(Figure record extracts)
=== Begin Enclosure ===

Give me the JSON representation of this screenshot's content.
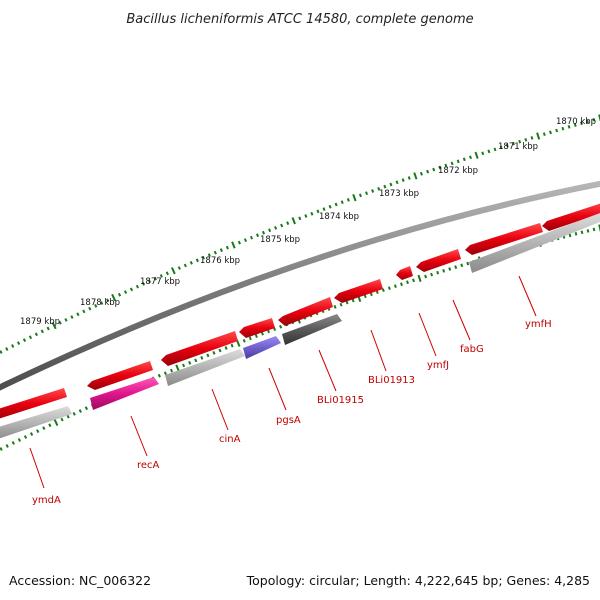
{
  "title": "Bacillus licheniformis ATCC 14580, complete genome",
  "footer": {
    "accession": "Accession: NC_006322",
    "summary": "Topology: circular; Length: 4,222,645 bp; Genes: 4,285"
  },
  "colors": {
    "forward_gene": "#e8000f",
    "reverse_gene": "#b4b4b4",
    "ruler_ticks": "#1a7a1a",
    "backbone": "#7a7a7a",
    "label": "#c00000",
    "magenta_gene": "#e0158c",
    "purple_gene": "#7060d0",
    "dark_gene": "#5a5a5a"
  },
  "ruler": {
    "start_kbp": 1870,
    "end_kbp": 1879,
    "labels": [
      "1870 kbp",
      "1871 kbp",
      "1872 kbp",
      "1873 kbp",
      "1874 kbp",
      "1875 kbp",
      "1876 kbp",
      "1877 kbp",
      "1878 kbp",
      "1879 kbp"
    ]
  },
  "genes": [
    {
      "label": "ymfH",
      "color": "#e8000f",
      "strand": "forward"
    },
    {
      "label": "fabG",
      "color": "#e8000f",
      "strand": "forward"
    },
    {
      "label": "ymfJ",
      "color": "#e8000f",
      "strand": "forward"
    },
    {
      "label": "BLi01913",
      "color": "#e8000f",
      "strand": "forward"
    },
    {
      "label": "BLi01915",
      "color": "#5a5a5a",
      "strand": "reverse"
    },
    {
      "label": "pgsA",
      "color": "#7060d0",
      "strand": "reverse"
    },
    {
      "label": "cinA",
      "color": "#b4b4b4",
      "strand": "reverse"
    },
    {
      "label": "recA",
      "color": "#e0158c",
      "strand": "reverse"
    },
    {
      "label": "ymdA",
      "color": "#b4b4b4",
      "strand": "reverse"
    }
  ]
}
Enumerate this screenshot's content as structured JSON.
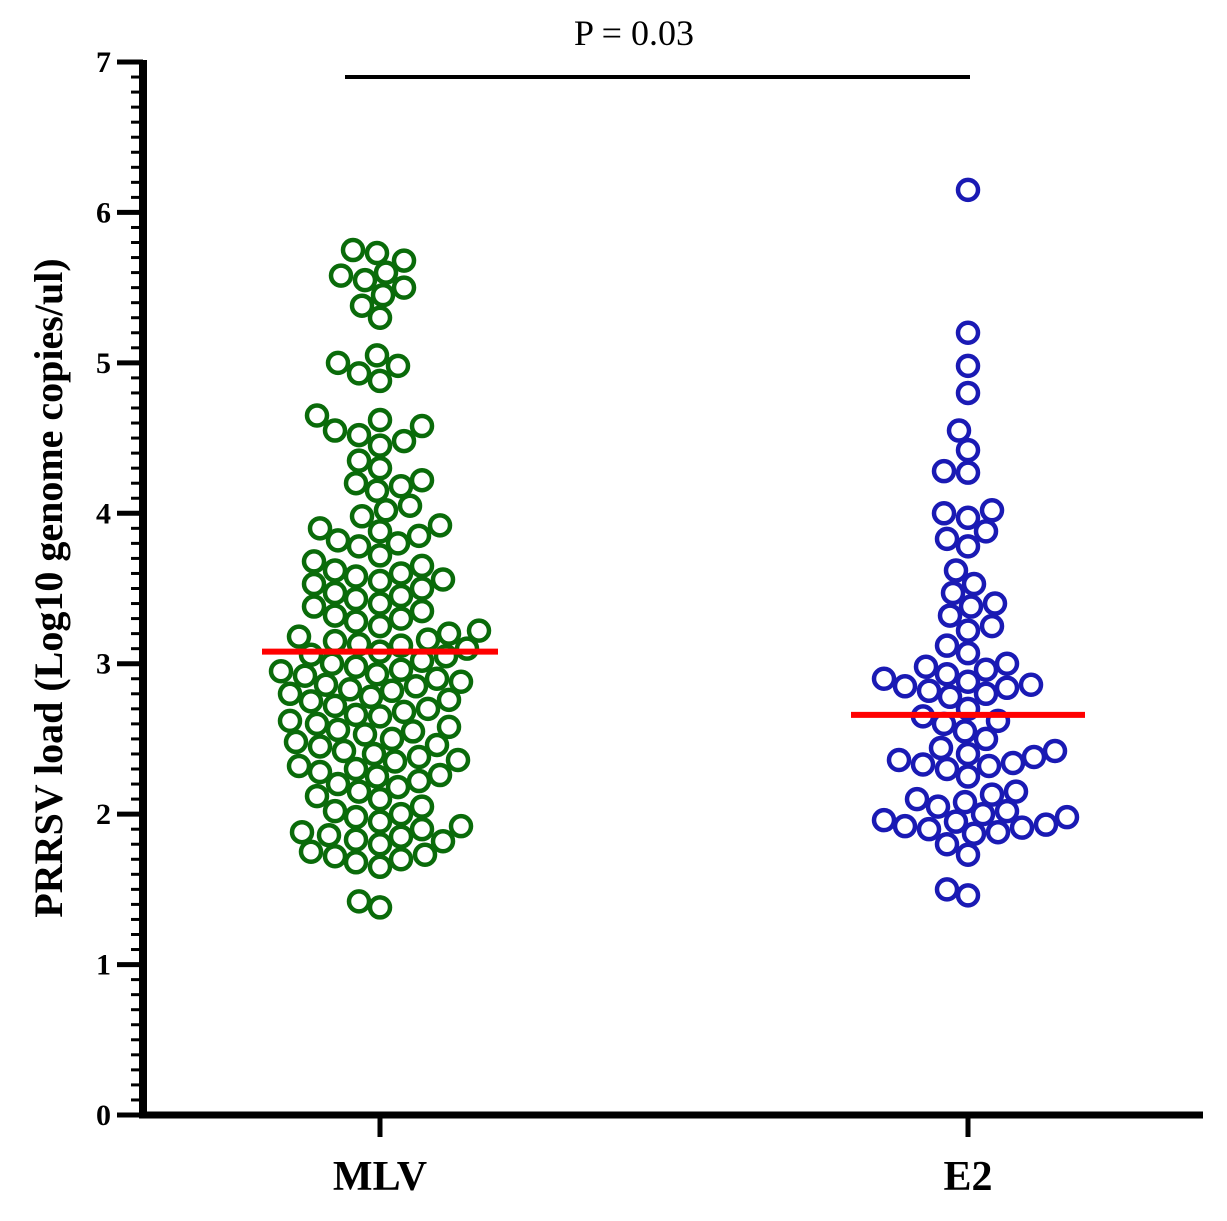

=== End Enclosure ===

TASK TO COMPLETE
Look through the data above for lines holding the word "JSON". State how many there are and nothing else.

RESULT OF THIS EXERCISE
2